▶ Dataset records:
<<<<
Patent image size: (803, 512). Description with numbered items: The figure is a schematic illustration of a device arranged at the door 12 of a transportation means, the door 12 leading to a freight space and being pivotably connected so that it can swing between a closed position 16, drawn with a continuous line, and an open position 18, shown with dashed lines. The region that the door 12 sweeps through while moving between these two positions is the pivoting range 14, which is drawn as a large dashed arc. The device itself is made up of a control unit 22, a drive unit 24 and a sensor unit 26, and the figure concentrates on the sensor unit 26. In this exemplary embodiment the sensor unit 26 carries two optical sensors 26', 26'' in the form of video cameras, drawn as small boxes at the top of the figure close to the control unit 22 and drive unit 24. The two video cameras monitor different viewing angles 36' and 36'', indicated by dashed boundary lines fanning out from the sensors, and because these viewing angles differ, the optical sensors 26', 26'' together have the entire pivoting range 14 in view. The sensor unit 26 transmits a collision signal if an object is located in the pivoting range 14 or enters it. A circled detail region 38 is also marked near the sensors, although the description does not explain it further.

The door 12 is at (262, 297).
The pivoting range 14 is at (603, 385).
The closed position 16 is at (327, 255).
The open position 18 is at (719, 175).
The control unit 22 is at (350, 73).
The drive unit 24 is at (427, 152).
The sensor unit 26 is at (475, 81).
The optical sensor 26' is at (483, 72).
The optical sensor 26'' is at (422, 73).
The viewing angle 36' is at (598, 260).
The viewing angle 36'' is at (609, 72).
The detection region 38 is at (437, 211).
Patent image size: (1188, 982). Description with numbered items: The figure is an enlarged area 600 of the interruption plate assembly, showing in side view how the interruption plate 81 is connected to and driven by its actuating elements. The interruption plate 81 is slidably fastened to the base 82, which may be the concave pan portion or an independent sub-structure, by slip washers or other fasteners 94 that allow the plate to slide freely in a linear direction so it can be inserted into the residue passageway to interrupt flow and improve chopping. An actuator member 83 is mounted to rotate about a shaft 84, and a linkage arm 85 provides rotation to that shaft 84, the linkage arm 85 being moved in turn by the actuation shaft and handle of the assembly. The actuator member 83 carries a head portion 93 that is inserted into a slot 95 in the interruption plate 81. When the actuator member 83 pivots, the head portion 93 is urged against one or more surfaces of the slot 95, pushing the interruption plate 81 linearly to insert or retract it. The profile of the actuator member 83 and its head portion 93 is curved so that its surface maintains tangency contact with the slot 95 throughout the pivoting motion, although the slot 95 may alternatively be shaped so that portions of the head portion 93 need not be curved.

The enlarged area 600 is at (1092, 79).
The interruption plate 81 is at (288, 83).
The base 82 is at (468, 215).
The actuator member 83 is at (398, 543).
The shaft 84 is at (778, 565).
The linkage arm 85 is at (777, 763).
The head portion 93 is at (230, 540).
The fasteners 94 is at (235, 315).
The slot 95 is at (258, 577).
>>>>
▶ PROBLEM TO SOLVE: Rewrite all of the records above, substituting "Figure dimensions" for "Patent image size" and keeping everything else the same.

▶ COMPLETE OUTPUT:
Figure dimensions: (803, 512). Description with numbered items: The figure is a schematic illustration of a device arranged at the door 12 of a transportation means, the door 12 leading to a freight space and being pivotably connected so that it can swing between a closed position 16, drawn with a continuous line, and an open position 18, shown with dashed lines. The region that the door 12 sweeps through while moving between these two positions is the pivoting range 14, which is drawn as a large dashed arc. The device itself is made up of a control unit 22, a drive unit 24 and a sensor unit 26, and the figure concentrates on the sensor unit 26. In this exemplary embodiment the sensor unit 26 carries two optical sensors 26', 26'' in the form of video cameras, drawn as small boxes at the top of the figure close to the control unit 22 and drive unit 24. The two video cameras monitor different viewing angles 36' and 36'', indicated by dashed boundary lines fanning out from the sensors, and because these viewing angles differ, the optical sensors 26', 26'' together have the entire pivoting range 14 in view. The sensor unit 26 transmits a collision signal if an object is located in the pivoting range 14 or enters it. A circled detail region 38 is also marked near the sensors, although the description does not explain it further.

The door 12 is at (262, 297).
The pivoting range 14 is at (603, 385).
The closed position 16 is at (327, 255).
The open position 18 is at (719, 175).
The control unit 22 is at (350, 73).
The drive unit 24 is at (427, 152).
The sensor unit 26 is at (475, 81).
The optical sensor 26' is at (483, 72).
The optical sensor 26'' is at (422, 73).
The viewing angle 36' is at (598, 260).
The viewing angle 36'' is at (609, 72).
The detection region 38 is at (437, 211).
Figure dimensions: (1188, 982). Description with numbered items: The figure is an enlarged area 600 of the interruption plate assembly, showing in side view how the interruption plate 81 is connected to and driven by its actuating elements. The interruption plate 81 is slidably fastened to the base 82, which may be the concave pan portion or an independent sub-structure, by slip washers or other fasteners 94 that allow the plate to slide freely in a linear direction so it can be inserted into the residue passageway to interrupt flow and improve chopping. An actuator member 83 is mounted to rotate about a shaft 84, and a linkage arm 85 provides rotation to that shaft 84, the linkage arm 85 being moved in turn by the actuation shaft and handle of the assembly. The actuator member 83 carries a head portion 93 that is inserted into a slot 95 in the interruption plate 81. When the actuator member 83 pivots, the head portion 93 is urged against one or more surfaces of the slot 95, pushing the interruption plate 81 linearly to insert or retract it. The profile of the actuator member 83 and its head portion 93 is curved so that its surface maintains tangency contact with the slot 95 throughout the pivoting motion, although the slot 95 may alternatively be shaped so that portions of the head portion 93 need not be curved.

The enlarged area 600 is at (1092, 79).
The interruption plate 81 is at (288, 83).
The base 82 is at (468, 215).
The actuator member 83 is at (398, 543).
The shaft 84 is at (778, 565).
The linkage arm 85 is at (777, 763).
The head portion 93 is at (230, 540).
The fasteners 94 is at (235, 315).
The slot 95 is at (258, 577).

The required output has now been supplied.